Directive | Return all lines in the material below that contain "object".

Excerpt from a dataset
------------------------------------------------

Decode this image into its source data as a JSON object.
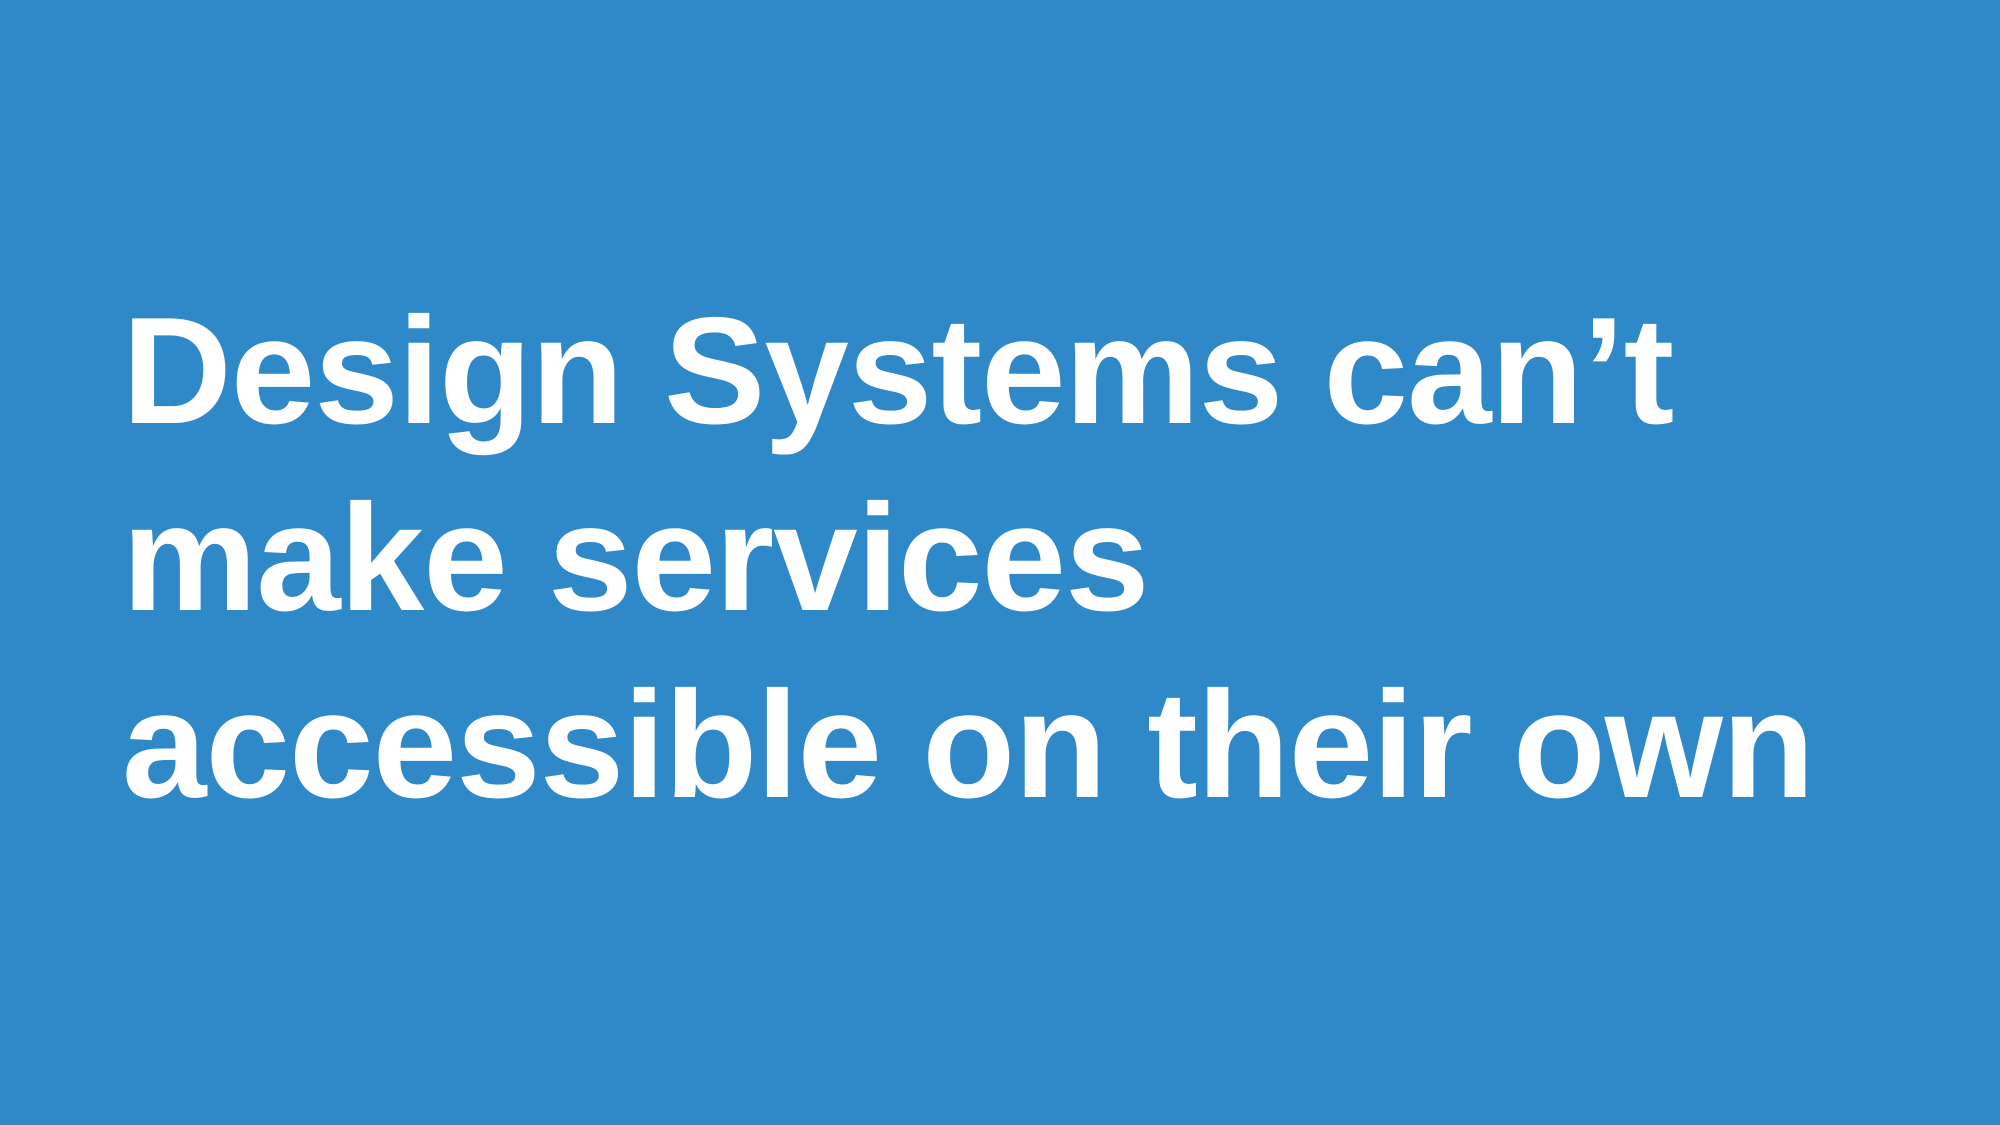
{
  "slide": {
    "background_color": "#2f89c9",
    "text_color": "#ffffff",
    "headline_lines": [
      "Design Systems can’t",
      "make services",
      "accessible on their own"
    ]
  }
}
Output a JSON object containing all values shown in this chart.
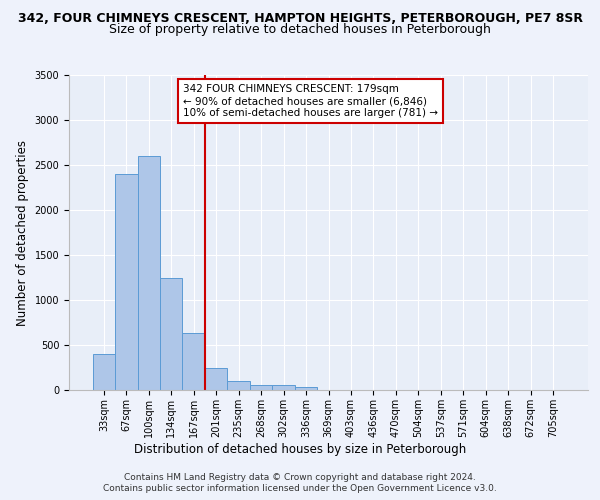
{
  "title_line1": "342, FOUR CHIMNEYS CRESCENT, HAMPTON HEIGHTS, PETERBOROUGH, PE7 8SR",
  "title_line2": "Size of property relative to detached houses in Peterborough",
  "xlabel": "Distribution of detached houses by size in Peterborough",
  "ylabel": "Number of detached properties",
  "footnote1": "Contains HM Land Registry data © Crown copyright and database right 2024.",
  "footnote2": "Contains public sector information licensed under the Open Government Licence v3.0.",
  "annotation_line1": "342 FOUR CHIMNEYS CRESCENT: 179sqm",
  "annotation_line2": "← 90% of detached houses are smaller (6,846)",
  "annotation_line3": "10% of semi-detached houses are larger (781) →",
  "bar_color": "#aec6e8",
  "bar_edge_color": "#5b9bd5",
  "vline_color": "#cc0000",
  "vline_x_index": 4.5,
  "categories": [
    "33sqm",
    "67sqm",
    "100sqm",
    "134sqm",
    "167sqm",
    "201sqm",
    "235sqm",
    "268sqm",
    "302sqm",
    "336sqm",
    "369sqm",
    "403sqm",
    "436sqm",
    "470sqm",
    "504sqm",
    "537sqm",
    "571sqm",
    "604sqm",
    "638sqm",
    "672sqm",
    "705sqm"
  ],
  "values": [
    400,
    2400,
    2600,
    1250,
    630,
    240,
    100,
    60,
    55,
    30,
    0,
    0,
    0,
    0,
    0,
    0,
    0,
    0,
    0,
    0,
    0
  ],
  "ylim": [
    0,
    3500
  ],
  "yticks": [
    0,
    500,
    1000,
    1500,
    2000,
    2500,
    3000,
    3500
  ],
  "background_color": "#eef2fb",
  "plot_bg_color": "#e8eef8",
  "title_fontsize": 9,
  "subtitle_fontsize": 9,
  "axis_label_fontsize": 8.5,
  "tick_fontsize": 7,
  "footnote_fontsize": 6.5,
  "annotation_fontsize": 7.5
}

------------------------------------------------

Result below |
Decode this image into its source data as a JSON object.
Output a JSON object containing all values shown in this chart.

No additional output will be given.